Stated goal | Print all of the entries exactly, minus the pictures.

Working data |
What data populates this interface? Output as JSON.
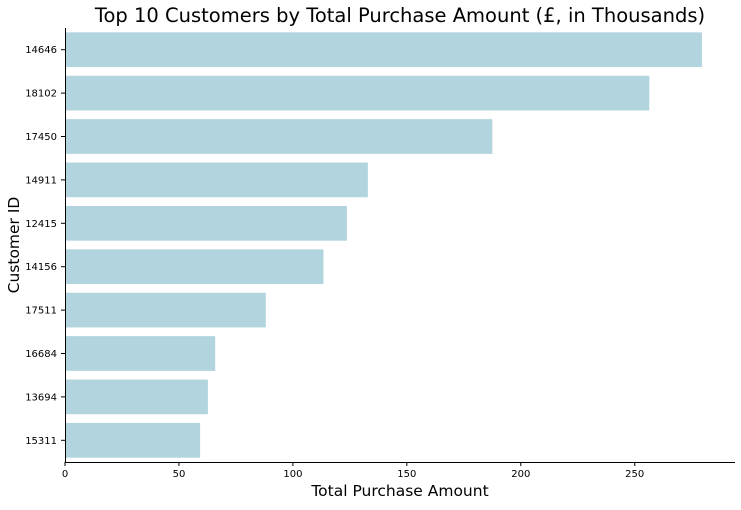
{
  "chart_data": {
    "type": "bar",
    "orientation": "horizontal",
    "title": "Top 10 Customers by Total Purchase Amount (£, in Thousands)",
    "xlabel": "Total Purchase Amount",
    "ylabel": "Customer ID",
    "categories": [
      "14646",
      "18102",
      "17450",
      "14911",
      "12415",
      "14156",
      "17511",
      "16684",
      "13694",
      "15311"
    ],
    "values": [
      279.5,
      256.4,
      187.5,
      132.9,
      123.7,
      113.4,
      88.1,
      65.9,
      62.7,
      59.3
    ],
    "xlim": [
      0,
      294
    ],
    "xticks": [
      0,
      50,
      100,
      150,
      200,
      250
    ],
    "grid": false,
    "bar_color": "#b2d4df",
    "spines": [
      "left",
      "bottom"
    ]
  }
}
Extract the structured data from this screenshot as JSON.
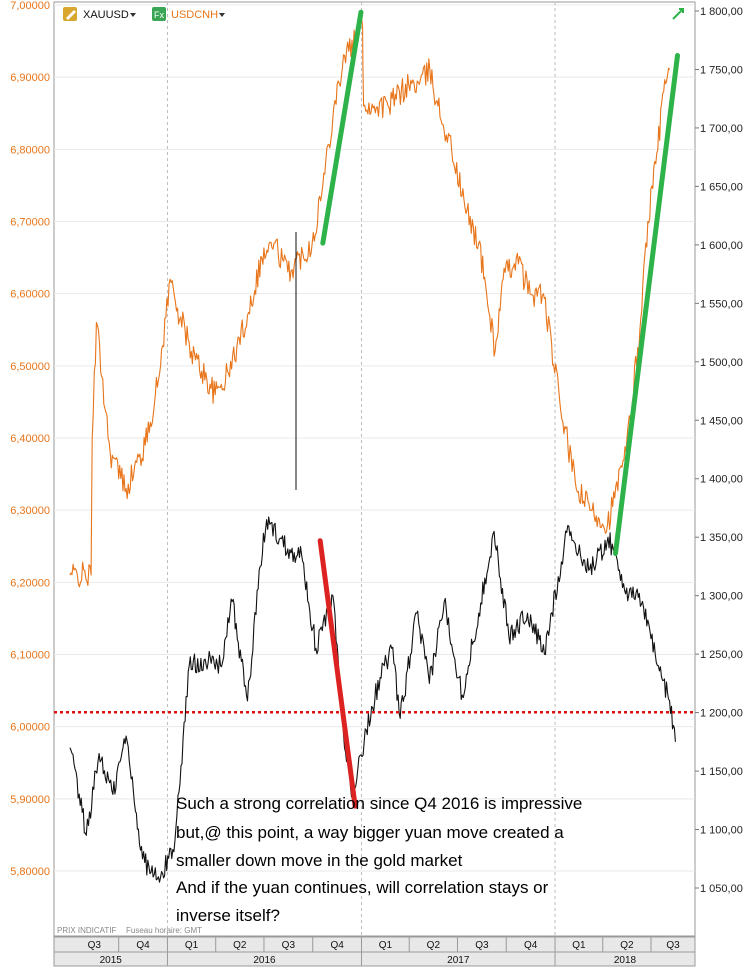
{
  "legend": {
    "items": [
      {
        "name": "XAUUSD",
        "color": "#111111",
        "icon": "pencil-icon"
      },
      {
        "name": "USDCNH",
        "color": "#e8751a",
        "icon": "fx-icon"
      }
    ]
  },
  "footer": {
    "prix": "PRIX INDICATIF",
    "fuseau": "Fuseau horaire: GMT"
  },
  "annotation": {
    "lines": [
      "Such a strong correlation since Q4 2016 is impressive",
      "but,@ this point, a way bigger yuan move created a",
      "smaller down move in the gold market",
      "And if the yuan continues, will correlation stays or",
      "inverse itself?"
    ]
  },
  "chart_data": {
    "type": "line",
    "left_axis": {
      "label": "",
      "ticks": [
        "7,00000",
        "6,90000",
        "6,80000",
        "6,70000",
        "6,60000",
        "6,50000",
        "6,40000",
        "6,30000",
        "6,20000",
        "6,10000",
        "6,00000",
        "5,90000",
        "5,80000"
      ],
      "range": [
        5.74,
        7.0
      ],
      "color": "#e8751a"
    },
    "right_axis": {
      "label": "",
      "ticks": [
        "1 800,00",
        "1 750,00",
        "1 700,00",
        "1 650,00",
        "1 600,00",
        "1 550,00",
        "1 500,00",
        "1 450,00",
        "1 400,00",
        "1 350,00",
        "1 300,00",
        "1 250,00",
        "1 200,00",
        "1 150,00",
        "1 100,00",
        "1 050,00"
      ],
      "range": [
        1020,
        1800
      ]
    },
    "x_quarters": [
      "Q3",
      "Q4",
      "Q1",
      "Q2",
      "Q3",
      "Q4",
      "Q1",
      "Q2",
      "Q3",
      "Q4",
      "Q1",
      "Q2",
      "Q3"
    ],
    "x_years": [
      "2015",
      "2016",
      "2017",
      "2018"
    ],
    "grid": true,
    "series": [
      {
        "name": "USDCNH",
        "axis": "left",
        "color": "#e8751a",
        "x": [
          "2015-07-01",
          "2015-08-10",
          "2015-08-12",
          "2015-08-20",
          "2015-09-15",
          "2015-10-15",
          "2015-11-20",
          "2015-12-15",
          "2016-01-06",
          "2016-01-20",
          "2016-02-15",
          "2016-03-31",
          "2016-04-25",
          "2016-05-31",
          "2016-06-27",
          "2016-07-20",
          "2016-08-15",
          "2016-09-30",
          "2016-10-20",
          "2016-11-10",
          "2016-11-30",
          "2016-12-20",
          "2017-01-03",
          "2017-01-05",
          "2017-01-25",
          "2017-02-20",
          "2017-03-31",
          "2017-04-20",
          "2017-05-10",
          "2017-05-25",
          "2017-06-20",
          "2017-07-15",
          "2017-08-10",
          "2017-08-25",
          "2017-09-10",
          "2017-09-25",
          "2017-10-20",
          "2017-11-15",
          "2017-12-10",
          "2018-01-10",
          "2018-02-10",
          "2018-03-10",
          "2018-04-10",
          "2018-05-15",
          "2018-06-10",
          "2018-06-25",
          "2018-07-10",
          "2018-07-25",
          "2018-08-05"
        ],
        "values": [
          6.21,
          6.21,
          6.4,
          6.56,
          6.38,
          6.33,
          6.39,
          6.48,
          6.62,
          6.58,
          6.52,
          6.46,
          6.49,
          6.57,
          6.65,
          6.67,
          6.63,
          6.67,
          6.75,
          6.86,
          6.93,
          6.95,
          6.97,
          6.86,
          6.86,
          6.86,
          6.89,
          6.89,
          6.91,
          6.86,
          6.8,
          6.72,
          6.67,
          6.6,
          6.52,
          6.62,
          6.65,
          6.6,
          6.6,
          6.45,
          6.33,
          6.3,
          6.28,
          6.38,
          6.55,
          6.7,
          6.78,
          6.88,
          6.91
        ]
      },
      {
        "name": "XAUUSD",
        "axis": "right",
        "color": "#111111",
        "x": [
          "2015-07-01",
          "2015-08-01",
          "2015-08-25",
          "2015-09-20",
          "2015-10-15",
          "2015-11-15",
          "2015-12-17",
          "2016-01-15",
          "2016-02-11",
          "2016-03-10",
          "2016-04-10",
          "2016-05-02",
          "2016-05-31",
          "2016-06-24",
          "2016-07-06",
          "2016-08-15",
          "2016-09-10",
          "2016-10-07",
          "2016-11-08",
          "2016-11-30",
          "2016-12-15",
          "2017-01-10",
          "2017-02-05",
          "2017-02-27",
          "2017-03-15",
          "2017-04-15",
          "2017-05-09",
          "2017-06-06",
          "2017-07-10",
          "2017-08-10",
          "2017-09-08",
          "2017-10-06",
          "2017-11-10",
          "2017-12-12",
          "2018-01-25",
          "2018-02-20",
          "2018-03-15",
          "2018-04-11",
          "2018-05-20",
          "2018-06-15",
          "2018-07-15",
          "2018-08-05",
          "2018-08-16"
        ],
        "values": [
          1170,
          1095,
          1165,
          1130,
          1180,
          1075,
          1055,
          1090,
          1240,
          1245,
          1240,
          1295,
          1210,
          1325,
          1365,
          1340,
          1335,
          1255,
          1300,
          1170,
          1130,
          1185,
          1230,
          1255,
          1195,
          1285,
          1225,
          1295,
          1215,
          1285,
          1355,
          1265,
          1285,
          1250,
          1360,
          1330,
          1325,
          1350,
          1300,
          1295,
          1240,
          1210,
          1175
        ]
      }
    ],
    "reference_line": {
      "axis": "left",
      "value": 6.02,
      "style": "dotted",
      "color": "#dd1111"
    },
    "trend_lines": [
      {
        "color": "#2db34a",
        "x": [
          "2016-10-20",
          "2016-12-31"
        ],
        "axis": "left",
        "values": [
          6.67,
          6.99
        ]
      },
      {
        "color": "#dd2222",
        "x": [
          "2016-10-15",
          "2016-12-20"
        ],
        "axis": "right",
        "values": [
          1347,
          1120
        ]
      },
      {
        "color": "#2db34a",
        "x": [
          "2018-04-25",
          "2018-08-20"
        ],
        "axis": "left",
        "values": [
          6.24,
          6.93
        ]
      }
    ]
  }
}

Task answer |
What data populates this interface? Output as JSON.
{
  "chart_data": {
    "type": "bar",
    "orientation": "horizontal",
    "title": "Top 10 Customers by Total Purchase Amount (£, in Thousands)",
    "xlabel": "Total Purchase Amount",
    "ylabel": "Customer ID",
    "categories": [
      "14646",
      "18102",
      "17450",
      "14911",
      "12415",
      "14156",
      "17511",
      "16684",
      "13694",
      "15311"
    ],
    "values": [
      279.5,
      256.4,
      187.5,
      132.9,
      123.7,
      113.4,
      88.1,
      65.9,
      62.7,
      59.3
    ],
    "xlim": [
      0,
      294
    ],
    "xticks": [
      0,
      50,
      100,
      150,
      200,
      250
    ],
    "grid": false,
    "bar_color": "#b2d4df",
    "spines": [
      "left",
      "bottom"
    ]
  }
}
Extract the structured data from this screenshot as JSON.
{
  "legend": {
    "items": [
      {
        "name": "XAUUSD",
        "color": "#111111",
        "icon": "pencil-icon"
      },
      {
        "name": "USDCNH",
        "color": "#e8751a",
        "icon": "fx-icon"
      }
    ]
  },
  "footer": {
    "prix": "PRIX INDICATIF",
    "fuseau": "Fuseau horaire: GMT"
  },
  "annotation": {
    "lines": [
      "Such a strong correlation since Q4 2016 is impressive",
      "but,@ this point, a way bigger yuan move created a",
      "smaller down move in the gold market",
      "And if the yuan continues, will correlation stays or",
      "inverse itself?"
    ]
  },
  "chart_data": {
    "type": "line",
    "left_axis": {
      "label": "",
      "ticks": [
        "7,00000",
        "6,90000",
        "6,80000",
        "6,70000",
        "6,60000",
        "6,50000",
        "6,40000",
        "6,30000",
        "6,20000",
        "6,10000",
        "6,00000",
        "5,90000",
        "5,80000"
      ],
      "range": [
        5.74,
        7.0
      ],
      "color": "#e8751a"
    },
    "right_axis": {
      "label": "",
      "ticks": [
        "1 800,00",
        "1 750,00",
        "1 700,00",
        "1 650,00",
        "1 600,00",
        "1 550,00",
        "1 500,00",
        "1 450,00",
        "1 400,00",
        "1 350,00",
        "1 300,00",
        "1 250,00",
        "1 200,00",
        "1 150,00",
        "1 100,00",
        "1 050,00"
      ],
      "range": [
        1020,
        1800
      ]
    },
    "x_quarters": [
      "Q3",
      "Q4",
      "Q1",
      "Q2",
      "Q3",
      "Q4",
      "Q1",
      "Q2",
      "Q3",
      "Q4",
      "Q1",
      "Q2",
      "Q3"
    ],
    "x_years": [
      "2015",
      "2016",
      "2017",
      "2018"
    ],
    "grid": true,
    "series": [
      {
        "name": "USDCNH",
        "axis": "left",
        "color": "#e8751a",
        "x": [
          "2015-07-01",
          "2015-08-10",
          "2015-08-12",
          "2015-08-20",
          "2015-09-15",
          "2015-10-15",
          "2015-11-20",
          "2015-12-15",
          "2016-01-06",
          "2016-01-20",
          "2016-02-15",
          "2016-03-31",
          "2016-04-25",
          "2016-05-31",
          "2016-06-27",
          "2016-07-20",
          "2016-08-15",
          "2016-09-30",
          "2016-10-20",
          "2016-11-10",
          "2016-11-30",
          "2016-12-20",
          "2017-01-03",
          "2017-01-05",
          "2017-01-25",
          "2017-02-20",
          "2017-03-31",
          "2017-04-20",
          "2017-05-10",
          "2017-05-25",
          "2017-06-20",
          "2017-07-15",
          "2017-08-10",
          "2017-08-25",
          "2017-09-10",
          "2017-09-25",
          "2017-10-20",
          "2017-11-15",
          "2017-12-10",
          "2018-01-10",
          "2018-02-10",
          "2018-03-10",
          "2018-04-10",
          "2018-05-15",
          "2018-06-10",
          "2018-06-25",
          "2018-07-10",
          "2018-07-25",
          "2018-08-05"
        ],
        "values": [
          6.21,
          6.21,
          6.4,
          6.56,
          6.38,
          6.33,
          6.39,
          6.48,
          6.62,
          6.58,
          6.52,
          6.46,
          6.49,
          6.57,
          6.65,
          6.67,
          6.63,
          6.67,
          6.75,
          6.86,
          6.93,
          6.95,
          6.97,
          6.86,
          6.86,
          6.86,
          6.89,
          6.89,
          6.91,
          6.86,
          6.8,
          6.72,
          6.67,
          6.6,
          6.52,
          6.62,
          6.65,
          6.6,
          6.6,
          6.45,
          6.33,
          6.3,
          6.28,
          6.38,
          6.55,
          6.7,
          6.78,
          6.88,
          6.91
        ]
      },
      {
        "name": "XAUUSD",
        "axis": "right",
        "color": "#111111",
        "x": [
          "2015-07-01",
          "2015-08-01",
          "2015-08-25",
          "2015-09-20",
          "2015-10-15",
          "2015-11-15",
          "2015-12-17",
          "2016-01-15",
          "2016-02-11",
          "2016-03-10",
          "2016-04-10",
          "2016-05-02",
          "2016-05-31",
          "2016-06-24",
          "2016-07-06",
          "2016-08-15",
          "2016-09-10",
          "2016-10-07",
          "2016-11-08",
          "2016-11-30",
          "2016-12-15",
          "2017-01-10",
          "2017-02-05",
          "2017-02-27",
          "2017-03-15",
          "2017-04-15",
          "2017-05-09",
          "2017-06-06",
          "2017-07-10",
          "2017-08-10",
          "2017-09-08",
          "2017-10-06",
          "2017-11-10",
          "2017-12-12",
          "2018-01-25",
          "2018-02-20",
          "2018-03-15",
          "2018-04-11",
          "2018-05-20",
          "2018-06-15",
          "2018-07-15",
          "2018-08-05",
          "2018-08-16"
        ],
        "values": [
          1170,
          1095,
          1165,
          1130,
          1180,
          1075,
          1055,
          1090,
          1240,
          1245,
          1240,
          1295,
          1210,
          1325,
          1365,
          1340,
          1335,
          1255,
          1300,
          1170,
          1130,
          1185,
          1230,
          1255,
          1195,
          1285,
          1225,
          1295,
          1215,
          1285,
          1355,
          1265,
          1285,
          1250,
          1360,
          1330,
          1325,
          1350,
          1300,
          1295,
          1240,
          1210,
          1175
        ]
      }
    ],
    "reference_line": {
      "axis": "left",
      "value": 6.02,
      "style": "dotted",
      "color": "#dd1111"
    },
    "trend_lines": [
      {
        "color": "#2db34a",
        "x": [
          "2016-10-20",
          "2016-12-31"
        ],
        "axis": "left",
        "values": [
          6.67,
          6.99
        ]
      },
      {
        "color": "#dd2222",
        "x": [
          "2016-10-15",
          "2016-12-20"
        ],
        "axis": "right",
        "values": [
          1347,
          1120
        ]
      },
      {
        "color": "#2db34a",
        "x": [
          "2018-04-25",
          "2018-08-20"
        ],
        "axis": "left",
        "values": [
          6.24,
          6.93
        ]
      }
    ]
  }
}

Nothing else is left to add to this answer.